* Problem statement: Report every line in the listing that contains the string "untuk".

* Exercise input:
==============================

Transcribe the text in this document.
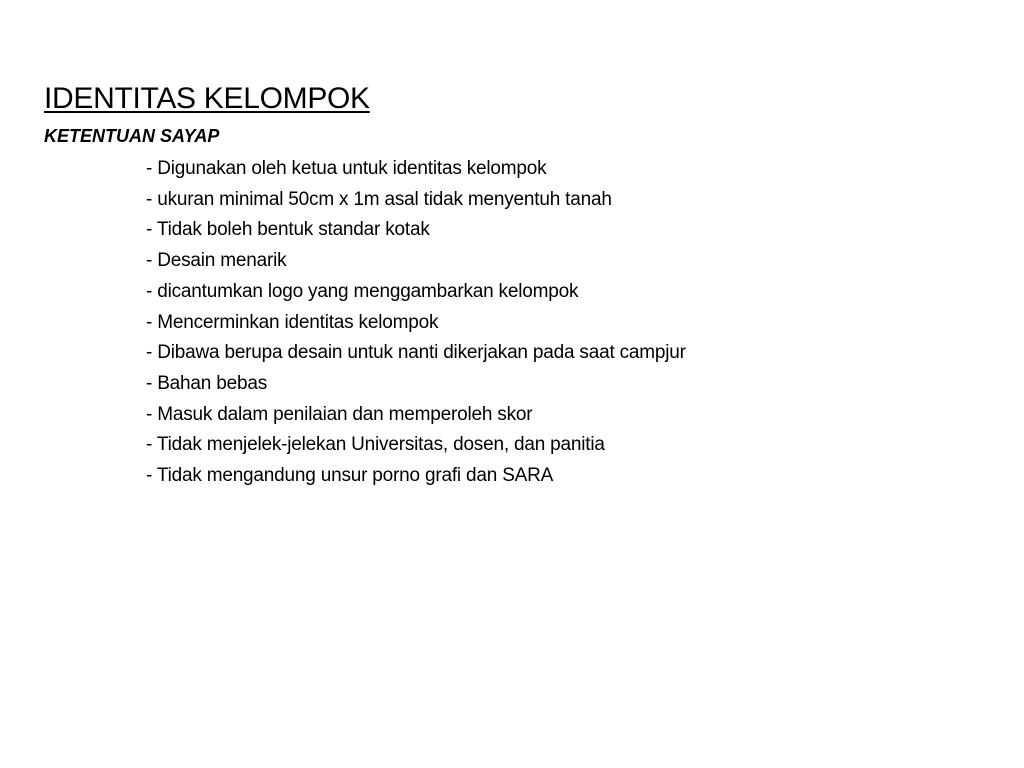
IDENTITAS KELOMPOK
KETENTUAN SAYAP
- Digunakan oleh ketua untuk identitas kelompok
- ukuran minimal 50cm x 1m asal tidak menyentuh tanah
- Tidak boleh bentuk standar kotak
- Desain menarik
- dicantumkan logo yang menggambarkan kelompok
- Mencerminkan identitas kelompok
- Dibawa berupa desain untuk nanti dikerjakan pada saat campjur
- Bahan bebas
- Masuk dalam penilaian dan memperoleh skor
- Tidak menjelek-jelekan Universitas, dosen, dan panitia
- Tidak mengandung unsur porno grafi dan SARA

==============================

* Finished answer:
- Digunakan oleh ketua untuk identitas kelompok
- Dibawa berupa desain untuk nanti dikerjakan pada saat campjur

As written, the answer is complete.